#### The request:
Below are some records; reproduce every one of them exactly.

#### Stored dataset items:
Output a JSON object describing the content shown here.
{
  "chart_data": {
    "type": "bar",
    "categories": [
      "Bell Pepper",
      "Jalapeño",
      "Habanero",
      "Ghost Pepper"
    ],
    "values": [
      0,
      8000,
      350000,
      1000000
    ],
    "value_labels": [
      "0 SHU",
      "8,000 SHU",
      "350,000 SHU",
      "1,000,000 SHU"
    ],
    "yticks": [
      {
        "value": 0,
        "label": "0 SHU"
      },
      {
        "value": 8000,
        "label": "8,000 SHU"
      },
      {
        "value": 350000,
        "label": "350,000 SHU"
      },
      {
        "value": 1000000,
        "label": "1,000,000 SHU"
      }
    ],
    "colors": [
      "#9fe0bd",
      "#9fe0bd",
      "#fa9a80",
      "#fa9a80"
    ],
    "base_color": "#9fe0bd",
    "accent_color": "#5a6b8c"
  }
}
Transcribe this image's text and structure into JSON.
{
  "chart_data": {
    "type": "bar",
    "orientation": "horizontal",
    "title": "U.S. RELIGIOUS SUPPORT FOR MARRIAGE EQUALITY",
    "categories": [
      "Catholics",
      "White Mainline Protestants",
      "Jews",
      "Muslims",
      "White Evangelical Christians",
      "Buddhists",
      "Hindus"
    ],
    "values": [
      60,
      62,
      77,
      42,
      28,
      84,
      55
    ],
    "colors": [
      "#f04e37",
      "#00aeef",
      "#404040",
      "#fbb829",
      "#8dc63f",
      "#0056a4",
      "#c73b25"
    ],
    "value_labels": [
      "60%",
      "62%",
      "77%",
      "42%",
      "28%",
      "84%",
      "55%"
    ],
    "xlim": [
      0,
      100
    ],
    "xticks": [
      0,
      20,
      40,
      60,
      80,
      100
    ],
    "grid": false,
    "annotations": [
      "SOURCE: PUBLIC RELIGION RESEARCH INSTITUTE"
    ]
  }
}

#### Task response:
Output a JSON object describing the content shown here.
{
  "chart_data": {
    "type": "bar",
    "categories": [
      "Bell Pepper",
      "Jalapeño",
      "Habanero",
      "Ghost Pepper"
    ],
    "values": [
      0,
      8000,
      350000,
      1000000
    ],
    "value_labels": [
      "0 SHU",
      "8,000 SHU",
      "350,000 SHU",
      "1,000,000 SHU"
    ],
    "yticks": [
      {
        "value": 0,
        "label": "0 SHU"
      },
      {
        "value": 8000,
        "label": "8,000 SHU"
      },
      {
        "value": 350000,
        "label": "350,000 SHU"
      },
      {
        "value": 1000000,
        "label": "1,000,000 SHU"
      }
    ],
    "colors": [
      "#9fe0bd",
      "#9fe0bd",
      "#fa9a80",
      "#fa9a80"
    ],
    "base_color": "#9fe0bd",
    "accent_color": "#5a6b8c"
  }
}
Transcribe this image's text and structure into JSON.
{
  "chart_data": {
    "type": "bar",
    "orientation": "horizontal",
    "title": "U.S. RELIGIOUS SUPPORT FOR MARRIAGE EQUALITY",
    "categories": [
      "Catholics",
      "White Mainline Protestants",
      "Jews",
      "Muslims",
      "White Evangelical Christians",
      "Buddhists",
      "Hindus"
    ],
    "values": [
      60,
      62,
      77,
      42,
      28,
      84,
      55
    ],
    "colors": [
      "#f04e37",
      "#00aeef",
      "#404040",
      "#fbb829",
      "#8dc63f",
      "#0056a4",
      "#c73b25"
    ],
    "value_labels": [
      "60%",
      "62%",
      "77%",
      "42%",
      "28%",
      "84%",
      "55%"
    ],
    "xlim": [
      0,
      100
    ],
    "xticks": [
      0,
      20,
      40,
      60,
      80,
      100
    ],
    "grid": false,
    "annotations": [
      "SOURCE: PUBLIC RELIGION RESEARCH INSTITUTE"
    ]
  }
}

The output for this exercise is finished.